■ **Set problem**: Locate the string "enterprise" in the listing below. Copy every line where it is found.

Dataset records
'''
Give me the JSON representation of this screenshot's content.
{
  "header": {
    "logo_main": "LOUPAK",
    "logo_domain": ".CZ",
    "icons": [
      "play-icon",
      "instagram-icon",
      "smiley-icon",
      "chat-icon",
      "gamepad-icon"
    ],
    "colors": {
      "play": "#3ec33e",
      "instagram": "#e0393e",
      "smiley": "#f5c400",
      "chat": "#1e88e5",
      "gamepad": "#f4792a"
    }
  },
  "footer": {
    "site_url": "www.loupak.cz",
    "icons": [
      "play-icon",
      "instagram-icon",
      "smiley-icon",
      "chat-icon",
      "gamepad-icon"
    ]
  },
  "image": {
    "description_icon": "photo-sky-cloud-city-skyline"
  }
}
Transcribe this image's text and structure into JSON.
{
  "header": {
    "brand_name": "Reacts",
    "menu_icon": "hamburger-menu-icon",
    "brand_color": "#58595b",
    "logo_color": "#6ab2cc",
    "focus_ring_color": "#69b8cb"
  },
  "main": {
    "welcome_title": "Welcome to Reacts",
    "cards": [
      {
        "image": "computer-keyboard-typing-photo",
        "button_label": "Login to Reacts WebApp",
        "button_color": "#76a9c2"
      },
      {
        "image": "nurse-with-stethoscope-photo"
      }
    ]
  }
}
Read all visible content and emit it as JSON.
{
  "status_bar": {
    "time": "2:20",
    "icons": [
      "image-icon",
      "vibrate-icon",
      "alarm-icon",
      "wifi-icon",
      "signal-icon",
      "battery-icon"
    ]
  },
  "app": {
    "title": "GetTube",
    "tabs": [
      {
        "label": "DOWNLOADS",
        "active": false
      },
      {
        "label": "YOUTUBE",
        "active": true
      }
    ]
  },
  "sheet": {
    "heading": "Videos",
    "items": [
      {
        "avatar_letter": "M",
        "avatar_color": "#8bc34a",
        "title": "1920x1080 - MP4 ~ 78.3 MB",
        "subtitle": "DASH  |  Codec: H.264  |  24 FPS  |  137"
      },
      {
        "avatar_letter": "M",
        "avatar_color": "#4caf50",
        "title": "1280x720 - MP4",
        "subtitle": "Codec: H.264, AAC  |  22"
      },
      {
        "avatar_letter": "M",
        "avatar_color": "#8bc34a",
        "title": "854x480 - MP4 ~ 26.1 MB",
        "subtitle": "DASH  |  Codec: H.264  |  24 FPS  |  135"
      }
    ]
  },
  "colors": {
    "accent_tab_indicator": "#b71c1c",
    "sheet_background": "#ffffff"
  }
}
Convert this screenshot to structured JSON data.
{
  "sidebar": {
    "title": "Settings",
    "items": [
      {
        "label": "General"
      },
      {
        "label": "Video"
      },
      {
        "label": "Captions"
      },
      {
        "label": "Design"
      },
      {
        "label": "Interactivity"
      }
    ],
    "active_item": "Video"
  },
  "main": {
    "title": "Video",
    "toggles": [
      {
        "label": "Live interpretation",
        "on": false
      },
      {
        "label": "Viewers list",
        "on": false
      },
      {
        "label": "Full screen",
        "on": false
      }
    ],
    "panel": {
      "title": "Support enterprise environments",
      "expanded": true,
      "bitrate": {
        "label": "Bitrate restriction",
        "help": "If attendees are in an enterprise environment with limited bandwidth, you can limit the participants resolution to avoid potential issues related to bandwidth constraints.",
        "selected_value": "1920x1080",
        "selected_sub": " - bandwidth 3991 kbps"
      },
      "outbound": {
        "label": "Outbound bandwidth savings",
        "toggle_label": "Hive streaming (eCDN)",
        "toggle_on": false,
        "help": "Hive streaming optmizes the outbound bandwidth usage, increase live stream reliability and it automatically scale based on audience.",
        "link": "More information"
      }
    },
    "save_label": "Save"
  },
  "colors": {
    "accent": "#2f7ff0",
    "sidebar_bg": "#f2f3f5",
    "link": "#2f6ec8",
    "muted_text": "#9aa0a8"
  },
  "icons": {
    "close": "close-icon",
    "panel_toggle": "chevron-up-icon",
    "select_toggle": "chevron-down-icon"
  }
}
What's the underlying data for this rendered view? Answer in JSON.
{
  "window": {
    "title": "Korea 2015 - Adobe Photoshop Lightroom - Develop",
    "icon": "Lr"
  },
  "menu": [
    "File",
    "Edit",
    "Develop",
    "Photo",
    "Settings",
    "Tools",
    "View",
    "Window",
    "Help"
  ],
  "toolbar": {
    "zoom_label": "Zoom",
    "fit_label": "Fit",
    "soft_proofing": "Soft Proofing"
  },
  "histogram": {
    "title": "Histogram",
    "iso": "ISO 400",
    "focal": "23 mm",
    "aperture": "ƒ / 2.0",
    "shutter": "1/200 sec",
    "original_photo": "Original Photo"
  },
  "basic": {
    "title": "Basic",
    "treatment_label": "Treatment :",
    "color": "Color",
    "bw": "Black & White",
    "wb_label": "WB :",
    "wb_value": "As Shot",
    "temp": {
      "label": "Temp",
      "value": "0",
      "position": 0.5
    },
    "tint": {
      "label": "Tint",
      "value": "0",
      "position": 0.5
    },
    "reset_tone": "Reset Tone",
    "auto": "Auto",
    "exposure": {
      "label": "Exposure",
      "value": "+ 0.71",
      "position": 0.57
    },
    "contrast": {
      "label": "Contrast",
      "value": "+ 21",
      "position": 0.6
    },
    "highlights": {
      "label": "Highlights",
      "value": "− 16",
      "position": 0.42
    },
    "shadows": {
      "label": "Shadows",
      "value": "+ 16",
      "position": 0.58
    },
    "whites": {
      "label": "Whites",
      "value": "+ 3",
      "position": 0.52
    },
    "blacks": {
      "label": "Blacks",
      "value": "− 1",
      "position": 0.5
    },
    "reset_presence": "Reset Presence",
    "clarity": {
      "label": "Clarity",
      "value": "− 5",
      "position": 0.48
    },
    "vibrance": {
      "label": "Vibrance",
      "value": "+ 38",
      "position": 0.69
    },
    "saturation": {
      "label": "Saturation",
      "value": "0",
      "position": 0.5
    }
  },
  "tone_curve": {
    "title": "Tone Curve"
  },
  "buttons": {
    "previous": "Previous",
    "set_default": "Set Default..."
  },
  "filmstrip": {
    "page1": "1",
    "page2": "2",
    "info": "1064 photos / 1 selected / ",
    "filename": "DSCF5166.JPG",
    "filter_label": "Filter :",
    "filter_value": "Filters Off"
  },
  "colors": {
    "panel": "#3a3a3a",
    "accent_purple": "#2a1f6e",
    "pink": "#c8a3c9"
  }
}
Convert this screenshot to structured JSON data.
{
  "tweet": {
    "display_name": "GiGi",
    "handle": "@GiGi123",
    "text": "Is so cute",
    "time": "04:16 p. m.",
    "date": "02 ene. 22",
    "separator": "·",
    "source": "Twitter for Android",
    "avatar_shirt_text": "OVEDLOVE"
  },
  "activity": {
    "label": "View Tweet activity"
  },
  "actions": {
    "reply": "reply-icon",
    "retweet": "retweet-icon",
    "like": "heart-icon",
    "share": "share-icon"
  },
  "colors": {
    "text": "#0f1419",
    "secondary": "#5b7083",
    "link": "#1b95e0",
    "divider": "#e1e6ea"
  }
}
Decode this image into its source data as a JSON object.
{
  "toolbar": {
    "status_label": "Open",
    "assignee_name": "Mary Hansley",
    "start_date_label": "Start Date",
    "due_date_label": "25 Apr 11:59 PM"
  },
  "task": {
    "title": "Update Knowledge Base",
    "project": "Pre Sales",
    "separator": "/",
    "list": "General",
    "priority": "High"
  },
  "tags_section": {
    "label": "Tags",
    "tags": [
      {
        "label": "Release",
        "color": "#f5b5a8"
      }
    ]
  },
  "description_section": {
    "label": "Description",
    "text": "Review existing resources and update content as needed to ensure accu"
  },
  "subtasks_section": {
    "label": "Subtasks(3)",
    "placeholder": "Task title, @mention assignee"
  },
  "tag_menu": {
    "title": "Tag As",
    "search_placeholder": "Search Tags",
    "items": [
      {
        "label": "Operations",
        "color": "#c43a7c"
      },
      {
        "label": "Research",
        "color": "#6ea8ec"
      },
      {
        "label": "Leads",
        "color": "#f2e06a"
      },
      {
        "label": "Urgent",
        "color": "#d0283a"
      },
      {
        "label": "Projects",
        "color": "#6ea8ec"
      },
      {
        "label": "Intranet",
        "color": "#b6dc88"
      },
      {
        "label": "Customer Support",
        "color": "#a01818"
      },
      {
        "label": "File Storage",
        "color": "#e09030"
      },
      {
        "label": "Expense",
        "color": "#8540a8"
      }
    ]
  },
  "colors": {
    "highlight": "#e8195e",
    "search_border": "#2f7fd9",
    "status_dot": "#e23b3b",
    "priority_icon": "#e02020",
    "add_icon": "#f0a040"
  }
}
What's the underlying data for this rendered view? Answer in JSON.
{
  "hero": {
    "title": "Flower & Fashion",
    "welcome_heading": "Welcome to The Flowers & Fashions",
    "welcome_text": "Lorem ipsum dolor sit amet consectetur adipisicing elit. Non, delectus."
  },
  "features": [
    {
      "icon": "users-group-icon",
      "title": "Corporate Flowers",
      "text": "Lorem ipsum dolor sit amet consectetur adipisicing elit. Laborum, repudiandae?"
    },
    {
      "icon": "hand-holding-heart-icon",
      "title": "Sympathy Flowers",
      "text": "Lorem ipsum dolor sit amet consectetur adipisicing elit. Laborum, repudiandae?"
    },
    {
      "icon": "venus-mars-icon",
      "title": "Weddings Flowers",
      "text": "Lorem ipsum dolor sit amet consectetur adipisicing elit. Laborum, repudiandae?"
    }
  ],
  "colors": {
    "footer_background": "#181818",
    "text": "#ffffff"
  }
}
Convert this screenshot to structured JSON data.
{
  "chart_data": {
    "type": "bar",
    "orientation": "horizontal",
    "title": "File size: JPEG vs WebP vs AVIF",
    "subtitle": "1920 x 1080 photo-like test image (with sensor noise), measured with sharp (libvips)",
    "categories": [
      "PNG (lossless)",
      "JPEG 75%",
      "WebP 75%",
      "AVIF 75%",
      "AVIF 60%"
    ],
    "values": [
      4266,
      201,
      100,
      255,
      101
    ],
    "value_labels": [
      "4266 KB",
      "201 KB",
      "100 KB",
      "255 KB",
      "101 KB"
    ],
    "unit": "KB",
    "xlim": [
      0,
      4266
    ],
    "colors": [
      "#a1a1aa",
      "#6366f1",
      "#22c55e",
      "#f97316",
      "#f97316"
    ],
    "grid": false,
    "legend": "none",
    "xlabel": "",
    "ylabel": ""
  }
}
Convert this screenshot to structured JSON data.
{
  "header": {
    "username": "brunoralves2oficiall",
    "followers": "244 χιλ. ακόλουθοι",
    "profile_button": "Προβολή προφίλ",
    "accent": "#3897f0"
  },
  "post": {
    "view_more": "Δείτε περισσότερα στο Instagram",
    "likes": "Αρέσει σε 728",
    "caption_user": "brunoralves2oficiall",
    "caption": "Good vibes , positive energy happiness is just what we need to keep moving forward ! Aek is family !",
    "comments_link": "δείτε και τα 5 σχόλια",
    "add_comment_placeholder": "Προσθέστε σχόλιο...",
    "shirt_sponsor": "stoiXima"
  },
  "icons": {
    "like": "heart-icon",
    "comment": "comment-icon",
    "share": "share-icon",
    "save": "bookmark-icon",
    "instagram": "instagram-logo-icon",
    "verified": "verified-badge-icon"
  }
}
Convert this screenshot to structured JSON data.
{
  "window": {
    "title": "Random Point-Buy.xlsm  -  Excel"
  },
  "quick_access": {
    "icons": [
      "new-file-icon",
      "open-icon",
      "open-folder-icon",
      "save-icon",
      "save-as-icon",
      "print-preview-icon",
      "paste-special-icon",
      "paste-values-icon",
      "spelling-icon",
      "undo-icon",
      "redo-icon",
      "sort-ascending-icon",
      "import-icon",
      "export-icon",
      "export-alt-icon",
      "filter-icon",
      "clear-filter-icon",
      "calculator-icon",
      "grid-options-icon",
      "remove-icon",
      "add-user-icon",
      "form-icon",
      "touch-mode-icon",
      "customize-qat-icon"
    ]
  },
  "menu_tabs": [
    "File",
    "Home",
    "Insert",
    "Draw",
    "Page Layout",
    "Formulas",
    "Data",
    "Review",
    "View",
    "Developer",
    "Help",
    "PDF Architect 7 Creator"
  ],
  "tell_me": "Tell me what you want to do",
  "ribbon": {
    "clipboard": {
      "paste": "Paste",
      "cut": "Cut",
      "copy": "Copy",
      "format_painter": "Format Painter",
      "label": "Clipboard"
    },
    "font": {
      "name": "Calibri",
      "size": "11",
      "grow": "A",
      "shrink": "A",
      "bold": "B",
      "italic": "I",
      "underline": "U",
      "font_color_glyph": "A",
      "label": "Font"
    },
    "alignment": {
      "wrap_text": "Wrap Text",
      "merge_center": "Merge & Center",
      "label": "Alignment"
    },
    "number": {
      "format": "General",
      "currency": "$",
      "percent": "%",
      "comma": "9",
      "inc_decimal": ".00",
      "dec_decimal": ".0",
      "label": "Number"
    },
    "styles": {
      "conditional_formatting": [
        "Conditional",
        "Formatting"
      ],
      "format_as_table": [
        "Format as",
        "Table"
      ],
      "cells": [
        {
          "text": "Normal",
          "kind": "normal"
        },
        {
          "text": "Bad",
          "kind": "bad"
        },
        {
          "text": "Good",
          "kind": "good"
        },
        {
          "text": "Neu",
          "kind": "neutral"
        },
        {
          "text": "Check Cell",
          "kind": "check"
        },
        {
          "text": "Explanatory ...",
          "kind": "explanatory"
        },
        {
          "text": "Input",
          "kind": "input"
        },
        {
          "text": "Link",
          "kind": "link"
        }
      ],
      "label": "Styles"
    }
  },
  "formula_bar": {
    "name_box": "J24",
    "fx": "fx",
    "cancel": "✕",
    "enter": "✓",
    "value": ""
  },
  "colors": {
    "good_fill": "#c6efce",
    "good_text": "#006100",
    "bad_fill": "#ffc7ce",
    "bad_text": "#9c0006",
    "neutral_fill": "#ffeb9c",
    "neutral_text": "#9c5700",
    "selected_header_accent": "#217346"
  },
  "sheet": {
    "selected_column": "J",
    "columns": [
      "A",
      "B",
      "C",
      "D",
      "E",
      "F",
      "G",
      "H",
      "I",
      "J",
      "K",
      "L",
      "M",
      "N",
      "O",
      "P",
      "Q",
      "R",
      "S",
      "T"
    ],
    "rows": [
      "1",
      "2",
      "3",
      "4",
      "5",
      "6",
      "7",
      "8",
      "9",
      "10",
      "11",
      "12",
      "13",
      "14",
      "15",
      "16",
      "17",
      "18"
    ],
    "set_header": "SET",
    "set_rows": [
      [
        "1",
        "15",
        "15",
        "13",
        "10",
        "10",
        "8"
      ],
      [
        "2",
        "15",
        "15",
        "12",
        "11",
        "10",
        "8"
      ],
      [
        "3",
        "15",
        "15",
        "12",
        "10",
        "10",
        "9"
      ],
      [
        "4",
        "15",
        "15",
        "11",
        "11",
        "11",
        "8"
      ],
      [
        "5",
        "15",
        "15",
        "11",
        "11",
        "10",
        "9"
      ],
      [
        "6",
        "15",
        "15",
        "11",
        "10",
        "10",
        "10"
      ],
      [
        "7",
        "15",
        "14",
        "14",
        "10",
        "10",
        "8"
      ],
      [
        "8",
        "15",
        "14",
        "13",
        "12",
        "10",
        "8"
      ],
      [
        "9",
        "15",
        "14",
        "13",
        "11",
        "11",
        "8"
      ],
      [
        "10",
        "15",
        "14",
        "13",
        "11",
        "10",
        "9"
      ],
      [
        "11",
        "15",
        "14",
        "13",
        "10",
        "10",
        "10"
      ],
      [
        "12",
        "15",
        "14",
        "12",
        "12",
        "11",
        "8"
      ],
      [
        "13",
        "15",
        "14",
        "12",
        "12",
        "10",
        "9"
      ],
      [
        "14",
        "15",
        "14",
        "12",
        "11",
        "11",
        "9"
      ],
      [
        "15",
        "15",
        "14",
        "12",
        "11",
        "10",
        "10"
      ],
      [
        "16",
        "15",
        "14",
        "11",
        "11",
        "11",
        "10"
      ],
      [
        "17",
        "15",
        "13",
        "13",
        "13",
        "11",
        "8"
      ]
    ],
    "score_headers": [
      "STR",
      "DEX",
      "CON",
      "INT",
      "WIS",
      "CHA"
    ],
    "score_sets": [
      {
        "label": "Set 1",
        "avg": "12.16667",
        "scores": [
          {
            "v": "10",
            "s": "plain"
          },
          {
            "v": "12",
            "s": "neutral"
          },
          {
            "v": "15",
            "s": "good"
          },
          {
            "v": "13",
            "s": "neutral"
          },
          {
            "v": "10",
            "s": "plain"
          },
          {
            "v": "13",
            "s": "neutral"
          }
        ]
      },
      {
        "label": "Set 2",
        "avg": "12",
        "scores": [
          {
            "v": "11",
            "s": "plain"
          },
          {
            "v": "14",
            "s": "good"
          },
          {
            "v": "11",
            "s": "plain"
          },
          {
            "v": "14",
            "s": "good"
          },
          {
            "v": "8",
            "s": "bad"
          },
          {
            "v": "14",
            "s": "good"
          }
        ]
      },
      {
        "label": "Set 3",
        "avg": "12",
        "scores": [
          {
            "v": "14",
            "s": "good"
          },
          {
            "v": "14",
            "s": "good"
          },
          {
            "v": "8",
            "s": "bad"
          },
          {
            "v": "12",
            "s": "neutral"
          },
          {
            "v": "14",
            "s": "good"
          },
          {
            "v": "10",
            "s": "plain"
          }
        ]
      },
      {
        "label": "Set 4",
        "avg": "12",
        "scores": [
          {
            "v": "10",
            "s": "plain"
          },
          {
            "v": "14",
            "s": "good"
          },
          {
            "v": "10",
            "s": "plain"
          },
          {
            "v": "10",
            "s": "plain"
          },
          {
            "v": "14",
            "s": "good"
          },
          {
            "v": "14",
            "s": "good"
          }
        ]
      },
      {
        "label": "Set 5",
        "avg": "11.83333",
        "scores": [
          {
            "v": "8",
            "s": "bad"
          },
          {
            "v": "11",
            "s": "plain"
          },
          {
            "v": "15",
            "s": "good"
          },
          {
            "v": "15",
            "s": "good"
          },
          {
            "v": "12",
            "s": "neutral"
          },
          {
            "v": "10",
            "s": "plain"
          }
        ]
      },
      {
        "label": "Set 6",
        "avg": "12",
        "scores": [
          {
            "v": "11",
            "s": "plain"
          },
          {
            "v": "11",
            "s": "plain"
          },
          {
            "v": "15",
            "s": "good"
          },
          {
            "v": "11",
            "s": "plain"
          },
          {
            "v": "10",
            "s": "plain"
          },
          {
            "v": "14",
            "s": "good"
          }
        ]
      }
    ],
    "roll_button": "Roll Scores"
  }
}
'''
■ **Exercise solution**:
      "title": "Support enterprise environments",
        "help": "If attendees are in an enterprise environment with limited bandwidth, you can limit the participants resolution to avoid potential issues related to bandwidth constraints.",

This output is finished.